**Exercise description**
Output as a JSON list of strings the lines of the records from the very first one through the line containing "Text: Окружающая температура", one string per line and with blank lines omitted.

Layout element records
>>>
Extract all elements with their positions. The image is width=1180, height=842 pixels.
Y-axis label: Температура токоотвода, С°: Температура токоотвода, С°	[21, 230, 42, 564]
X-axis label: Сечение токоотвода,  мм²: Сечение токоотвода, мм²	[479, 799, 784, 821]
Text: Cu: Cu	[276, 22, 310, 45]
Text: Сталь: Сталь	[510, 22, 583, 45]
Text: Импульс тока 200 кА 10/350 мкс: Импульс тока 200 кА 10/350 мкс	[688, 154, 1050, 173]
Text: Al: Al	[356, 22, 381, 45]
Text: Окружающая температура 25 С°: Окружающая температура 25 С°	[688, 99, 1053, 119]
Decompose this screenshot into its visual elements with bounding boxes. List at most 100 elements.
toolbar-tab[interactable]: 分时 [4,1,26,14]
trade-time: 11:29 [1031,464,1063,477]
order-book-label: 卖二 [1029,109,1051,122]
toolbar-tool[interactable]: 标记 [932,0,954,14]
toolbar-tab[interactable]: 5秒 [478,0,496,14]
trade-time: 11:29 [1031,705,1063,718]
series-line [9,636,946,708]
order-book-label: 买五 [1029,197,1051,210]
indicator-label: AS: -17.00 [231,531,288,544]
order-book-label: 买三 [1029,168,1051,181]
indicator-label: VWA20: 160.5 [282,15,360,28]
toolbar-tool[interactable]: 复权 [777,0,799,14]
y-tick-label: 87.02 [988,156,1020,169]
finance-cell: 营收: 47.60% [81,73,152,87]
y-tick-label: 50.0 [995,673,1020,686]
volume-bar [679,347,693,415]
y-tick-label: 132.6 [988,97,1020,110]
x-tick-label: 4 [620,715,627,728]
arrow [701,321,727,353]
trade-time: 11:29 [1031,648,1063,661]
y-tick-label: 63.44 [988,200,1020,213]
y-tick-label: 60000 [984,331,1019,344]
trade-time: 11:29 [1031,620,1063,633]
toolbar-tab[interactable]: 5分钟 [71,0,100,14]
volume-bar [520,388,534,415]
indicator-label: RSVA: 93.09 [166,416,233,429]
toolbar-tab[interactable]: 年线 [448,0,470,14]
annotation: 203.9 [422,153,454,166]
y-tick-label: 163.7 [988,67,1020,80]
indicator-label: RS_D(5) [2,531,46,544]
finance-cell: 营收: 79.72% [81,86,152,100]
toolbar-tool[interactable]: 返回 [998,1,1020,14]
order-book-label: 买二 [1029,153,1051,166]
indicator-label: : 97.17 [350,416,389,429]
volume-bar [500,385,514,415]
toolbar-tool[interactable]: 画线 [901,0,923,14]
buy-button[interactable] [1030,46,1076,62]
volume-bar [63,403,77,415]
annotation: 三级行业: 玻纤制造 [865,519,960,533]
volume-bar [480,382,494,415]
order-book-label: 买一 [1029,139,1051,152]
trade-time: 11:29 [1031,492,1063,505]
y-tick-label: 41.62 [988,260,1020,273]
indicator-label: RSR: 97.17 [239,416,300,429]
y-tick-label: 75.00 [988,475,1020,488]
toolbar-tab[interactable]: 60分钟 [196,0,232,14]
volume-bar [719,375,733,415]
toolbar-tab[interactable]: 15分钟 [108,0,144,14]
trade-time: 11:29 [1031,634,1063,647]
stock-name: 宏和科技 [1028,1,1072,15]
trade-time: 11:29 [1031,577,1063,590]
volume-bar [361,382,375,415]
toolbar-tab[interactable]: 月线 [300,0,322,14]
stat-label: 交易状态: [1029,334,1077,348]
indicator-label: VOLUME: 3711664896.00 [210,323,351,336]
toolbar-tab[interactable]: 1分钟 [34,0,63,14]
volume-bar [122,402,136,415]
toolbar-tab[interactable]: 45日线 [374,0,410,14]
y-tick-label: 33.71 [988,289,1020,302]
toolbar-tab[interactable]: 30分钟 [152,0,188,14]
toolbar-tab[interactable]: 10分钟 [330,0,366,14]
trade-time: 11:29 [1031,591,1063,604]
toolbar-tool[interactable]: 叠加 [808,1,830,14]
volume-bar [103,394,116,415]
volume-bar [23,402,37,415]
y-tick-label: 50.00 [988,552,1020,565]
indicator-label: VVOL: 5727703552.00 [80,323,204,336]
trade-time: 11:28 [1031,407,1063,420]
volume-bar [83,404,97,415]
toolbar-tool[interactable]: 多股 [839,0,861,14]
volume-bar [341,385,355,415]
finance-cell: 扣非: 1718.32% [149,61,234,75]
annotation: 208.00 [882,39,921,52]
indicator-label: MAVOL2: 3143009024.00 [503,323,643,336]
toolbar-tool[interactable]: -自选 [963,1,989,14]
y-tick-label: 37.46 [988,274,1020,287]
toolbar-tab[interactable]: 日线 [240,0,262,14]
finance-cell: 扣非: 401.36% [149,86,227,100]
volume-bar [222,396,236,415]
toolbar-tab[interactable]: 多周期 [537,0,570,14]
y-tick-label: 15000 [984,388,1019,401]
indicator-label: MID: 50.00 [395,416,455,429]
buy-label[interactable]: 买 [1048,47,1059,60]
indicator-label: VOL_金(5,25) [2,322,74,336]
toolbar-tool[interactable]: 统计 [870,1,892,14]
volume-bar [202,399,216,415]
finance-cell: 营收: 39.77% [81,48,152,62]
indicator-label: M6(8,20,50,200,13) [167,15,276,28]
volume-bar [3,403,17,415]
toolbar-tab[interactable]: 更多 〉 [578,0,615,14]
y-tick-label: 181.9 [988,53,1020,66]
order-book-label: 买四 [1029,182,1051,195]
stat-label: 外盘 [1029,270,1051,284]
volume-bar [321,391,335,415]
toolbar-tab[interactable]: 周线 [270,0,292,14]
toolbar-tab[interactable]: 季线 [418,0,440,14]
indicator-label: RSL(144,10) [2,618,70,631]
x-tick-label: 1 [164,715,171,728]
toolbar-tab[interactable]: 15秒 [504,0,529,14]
<<<
**Response below**
[
  "Extract all elements with their positions. The image is width=1180, height=842 pixels.",
  "Y-axis label: Температура токоотвода, С°: Температура токоотвода, С°\t[21, 230, 42, 564]",
  "X-axis label: Сечение токоотвода,  мм²: Сечение токоотвода, мм²\t[479, 799, 784, 821]",
  "Text: Cu: Cu\t[276, 22, 310, 45]",
  "Text: Сталь: Сталь\t[510, 22, 583, 45]",
  "Text: Импульс тока 200 кА 10/350 мкс: Импульс тока 200 кА 10/350 мкс\t[688, 154, 1050, 173]",
  "Text: Al: Al\t[356, 22, 381, 45]",
  "Text: Окружающая температура 25 С°: Окружающая температура 25 С°\t[688, 99, 1053, 119]"
]